## Task directions
Within the records below, find each line that holds the string "Consider", then copy it.
※ ※ ※
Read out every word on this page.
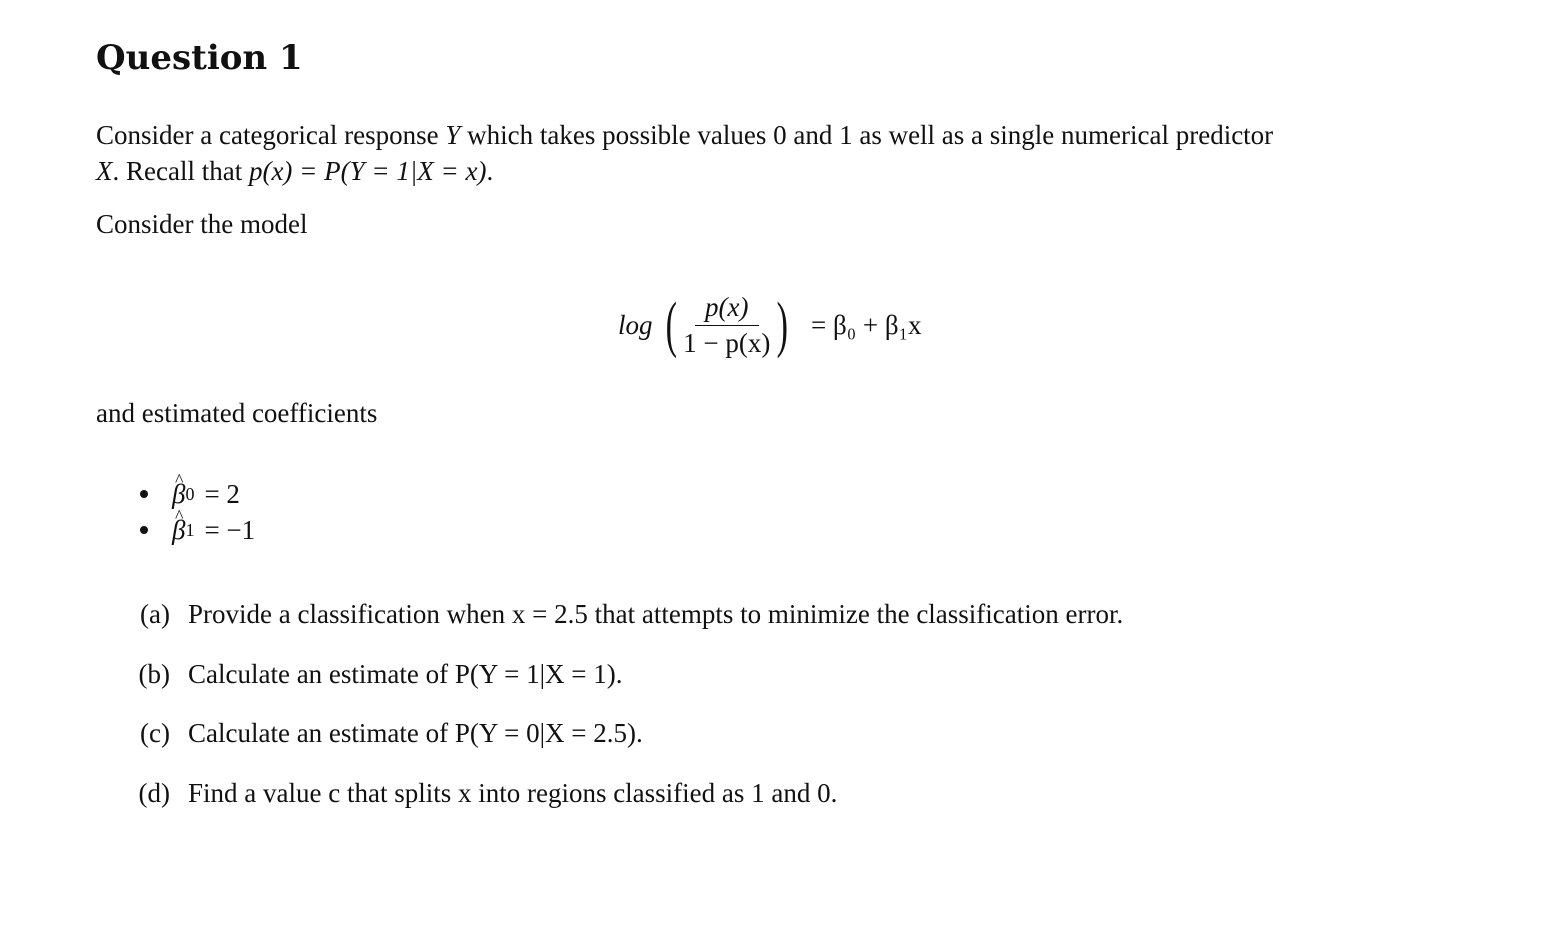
Question 1
Consider a categorical response Y which takes possible values 0 and 1 as well as a single numerical predictor
X. Recall that p(x) = P(Y = 1|X = x).

Consider the model

log ( $\frac{p(x)}{1 - p(x)}$ ) = β₀ + β₁x

and estimated coefficients

^ β 0 = 2
^ β 1 = −1
(a) Provide a classification when x = 2.5 that attempts to minimize the classification error.
(b) Calculate an estimate of P(Y = 1|X = 1).
(c) Calculate an estimate of P(Y = 0|X = 2.5).
(d) Find a value c that splits x into regions classified as 1 and 0.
※ ※ ※
## Correct answer
Consider a categorical response Y which takes possible values 0 and 1 as well as a single numerical predictor
Consider the model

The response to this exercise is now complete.